## [The task]
Select and reproduce each line of the listing below that bears the string "sňatků".

## [Extracted entries]
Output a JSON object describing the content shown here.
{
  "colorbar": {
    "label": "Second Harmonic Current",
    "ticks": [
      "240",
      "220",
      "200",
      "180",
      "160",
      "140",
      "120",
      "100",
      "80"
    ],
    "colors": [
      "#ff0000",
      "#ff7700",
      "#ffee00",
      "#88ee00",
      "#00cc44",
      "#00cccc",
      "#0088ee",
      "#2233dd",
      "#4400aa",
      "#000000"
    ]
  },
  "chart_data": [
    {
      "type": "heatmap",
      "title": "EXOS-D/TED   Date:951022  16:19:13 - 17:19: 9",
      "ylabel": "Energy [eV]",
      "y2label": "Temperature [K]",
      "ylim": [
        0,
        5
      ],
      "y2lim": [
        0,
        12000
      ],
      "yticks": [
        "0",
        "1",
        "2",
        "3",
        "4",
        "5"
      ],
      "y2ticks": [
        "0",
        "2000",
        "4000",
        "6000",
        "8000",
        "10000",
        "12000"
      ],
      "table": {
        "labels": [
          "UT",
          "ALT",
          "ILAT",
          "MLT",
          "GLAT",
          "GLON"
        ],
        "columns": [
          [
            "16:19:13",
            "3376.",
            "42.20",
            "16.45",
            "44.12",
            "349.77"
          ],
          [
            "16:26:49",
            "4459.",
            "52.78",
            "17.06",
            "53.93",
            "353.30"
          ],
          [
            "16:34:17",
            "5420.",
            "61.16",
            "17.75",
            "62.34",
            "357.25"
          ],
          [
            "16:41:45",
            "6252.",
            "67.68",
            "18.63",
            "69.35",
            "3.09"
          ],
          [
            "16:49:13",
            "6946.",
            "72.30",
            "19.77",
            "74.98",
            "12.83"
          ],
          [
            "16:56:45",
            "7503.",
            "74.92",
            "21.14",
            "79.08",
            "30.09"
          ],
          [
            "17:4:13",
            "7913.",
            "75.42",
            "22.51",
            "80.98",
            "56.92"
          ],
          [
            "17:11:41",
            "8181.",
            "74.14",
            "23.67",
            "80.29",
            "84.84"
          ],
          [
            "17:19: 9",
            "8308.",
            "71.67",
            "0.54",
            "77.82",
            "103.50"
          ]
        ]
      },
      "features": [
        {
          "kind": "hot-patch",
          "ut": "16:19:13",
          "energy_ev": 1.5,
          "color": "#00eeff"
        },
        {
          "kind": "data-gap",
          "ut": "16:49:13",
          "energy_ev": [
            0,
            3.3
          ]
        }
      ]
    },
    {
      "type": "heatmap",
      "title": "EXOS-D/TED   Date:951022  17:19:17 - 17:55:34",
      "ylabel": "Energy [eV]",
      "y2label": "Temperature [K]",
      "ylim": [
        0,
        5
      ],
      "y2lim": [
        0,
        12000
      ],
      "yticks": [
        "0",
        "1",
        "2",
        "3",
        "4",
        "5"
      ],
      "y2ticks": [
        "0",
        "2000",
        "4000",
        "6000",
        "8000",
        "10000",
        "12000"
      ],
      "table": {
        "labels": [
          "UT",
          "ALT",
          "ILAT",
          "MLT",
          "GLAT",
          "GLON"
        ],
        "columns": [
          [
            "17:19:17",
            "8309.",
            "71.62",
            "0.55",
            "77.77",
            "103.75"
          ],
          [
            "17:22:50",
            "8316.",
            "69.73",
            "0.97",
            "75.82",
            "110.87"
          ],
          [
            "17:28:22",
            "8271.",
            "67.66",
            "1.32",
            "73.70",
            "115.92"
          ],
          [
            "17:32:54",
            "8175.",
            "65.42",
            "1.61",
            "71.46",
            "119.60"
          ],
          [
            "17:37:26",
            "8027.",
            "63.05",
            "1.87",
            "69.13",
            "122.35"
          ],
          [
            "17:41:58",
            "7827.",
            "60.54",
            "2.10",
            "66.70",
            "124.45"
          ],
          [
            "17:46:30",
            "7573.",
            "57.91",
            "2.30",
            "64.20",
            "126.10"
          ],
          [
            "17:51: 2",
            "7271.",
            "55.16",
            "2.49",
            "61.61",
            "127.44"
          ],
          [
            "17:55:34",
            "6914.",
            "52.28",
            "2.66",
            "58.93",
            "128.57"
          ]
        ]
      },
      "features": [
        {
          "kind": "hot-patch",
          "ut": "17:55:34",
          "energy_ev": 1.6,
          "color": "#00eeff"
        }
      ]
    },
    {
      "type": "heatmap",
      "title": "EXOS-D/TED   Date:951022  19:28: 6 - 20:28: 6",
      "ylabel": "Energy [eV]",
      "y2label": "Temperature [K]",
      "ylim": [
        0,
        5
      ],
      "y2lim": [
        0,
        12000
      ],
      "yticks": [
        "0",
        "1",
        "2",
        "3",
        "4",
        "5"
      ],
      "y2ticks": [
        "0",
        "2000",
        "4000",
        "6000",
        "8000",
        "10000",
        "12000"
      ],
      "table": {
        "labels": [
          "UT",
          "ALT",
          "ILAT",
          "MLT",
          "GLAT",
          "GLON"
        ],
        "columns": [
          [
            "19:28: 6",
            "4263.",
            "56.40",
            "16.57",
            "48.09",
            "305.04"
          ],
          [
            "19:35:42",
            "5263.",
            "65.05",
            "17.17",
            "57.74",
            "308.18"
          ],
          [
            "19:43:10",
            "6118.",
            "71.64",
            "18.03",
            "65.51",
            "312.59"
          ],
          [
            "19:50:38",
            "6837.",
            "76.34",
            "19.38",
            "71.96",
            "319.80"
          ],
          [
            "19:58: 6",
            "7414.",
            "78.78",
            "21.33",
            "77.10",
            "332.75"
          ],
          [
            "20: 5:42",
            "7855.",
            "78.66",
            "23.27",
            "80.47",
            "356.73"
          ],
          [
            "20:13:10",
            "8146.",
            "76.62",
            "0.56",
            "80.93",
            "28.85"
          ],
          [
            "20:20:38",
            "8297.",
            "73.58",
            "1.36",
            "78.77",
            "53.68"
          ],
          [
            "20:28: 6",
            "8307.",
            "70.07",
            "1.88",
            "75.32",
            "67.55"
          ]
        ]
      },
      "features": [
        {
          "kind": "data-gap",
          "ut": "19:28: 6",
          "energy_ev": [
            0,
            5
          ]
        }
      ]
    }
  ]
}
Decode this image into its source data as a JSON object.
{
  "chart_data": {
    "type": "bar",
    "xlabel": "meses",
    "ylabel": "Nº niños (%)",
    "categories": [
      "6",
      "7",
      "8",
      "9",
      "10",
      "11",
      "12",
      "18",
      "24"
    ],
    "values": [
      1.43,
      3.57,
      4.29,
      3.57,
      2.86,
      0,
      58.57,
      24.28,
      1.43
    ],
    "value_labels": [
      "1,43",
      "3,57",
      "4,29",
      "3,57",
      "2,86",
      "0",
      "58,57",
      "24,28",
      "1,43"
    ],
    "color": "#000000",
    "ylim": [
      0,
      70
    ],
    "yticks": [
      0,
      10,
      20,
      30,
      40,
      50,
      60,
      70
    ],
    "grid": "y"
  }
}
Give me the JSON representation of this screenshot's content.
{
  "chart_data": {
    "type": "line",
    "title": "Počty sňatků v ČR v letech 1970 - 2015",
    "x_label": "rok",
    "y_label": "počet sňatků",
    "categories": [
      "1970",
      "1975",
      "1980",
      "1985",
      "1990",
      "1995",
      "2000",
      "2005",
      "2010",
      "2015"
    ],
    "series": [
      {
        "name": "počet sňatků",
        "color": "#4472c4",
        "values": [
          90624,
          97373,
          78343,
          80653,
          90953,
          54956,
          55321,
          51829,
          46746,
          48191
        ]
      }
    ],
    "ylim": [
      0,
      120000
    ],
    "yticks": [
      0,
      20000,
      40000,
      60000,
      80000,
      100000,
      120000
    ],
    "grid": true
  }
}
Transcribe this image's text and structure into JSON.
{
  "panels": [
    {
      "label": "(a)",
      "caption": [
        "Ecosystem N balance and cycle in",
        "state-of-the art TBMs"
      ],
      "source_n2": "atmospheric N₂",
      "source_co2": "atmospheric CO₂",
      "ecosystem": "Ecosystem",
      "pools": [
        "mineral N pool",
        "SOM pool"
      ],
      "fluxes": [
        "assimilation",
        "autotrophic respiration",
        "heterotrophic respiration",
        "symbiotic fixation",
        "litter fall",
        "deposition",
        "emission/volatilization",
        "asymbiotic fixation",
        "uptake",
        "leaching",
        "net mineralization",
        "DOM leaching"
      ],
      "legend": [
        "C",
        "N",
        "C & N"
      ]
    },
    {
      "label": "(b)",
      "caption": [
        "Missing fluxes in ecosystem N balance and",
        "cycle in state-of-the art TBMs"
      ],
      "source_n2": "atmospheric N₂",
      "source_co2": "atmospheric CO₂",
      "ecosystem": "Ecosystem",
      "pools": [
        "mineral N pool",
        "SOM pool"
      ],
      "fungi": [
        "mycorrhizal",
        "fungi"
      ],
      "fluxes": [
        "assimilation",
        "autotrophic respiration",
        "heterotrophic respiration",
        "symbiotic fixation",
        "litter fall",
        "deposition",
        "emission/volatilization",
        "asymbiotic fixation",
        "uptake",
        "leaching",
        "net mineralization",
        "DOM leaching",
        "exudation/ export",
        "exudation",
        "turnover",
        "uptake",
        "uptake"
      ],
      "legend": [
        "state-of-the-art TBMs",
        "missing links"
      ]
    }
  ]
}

## [Written response]
    "title": "Počty sňatků v ČR v letech 1970 - 2015",
    "y_label": "počet sňatků",
        "name": "počet sňatků",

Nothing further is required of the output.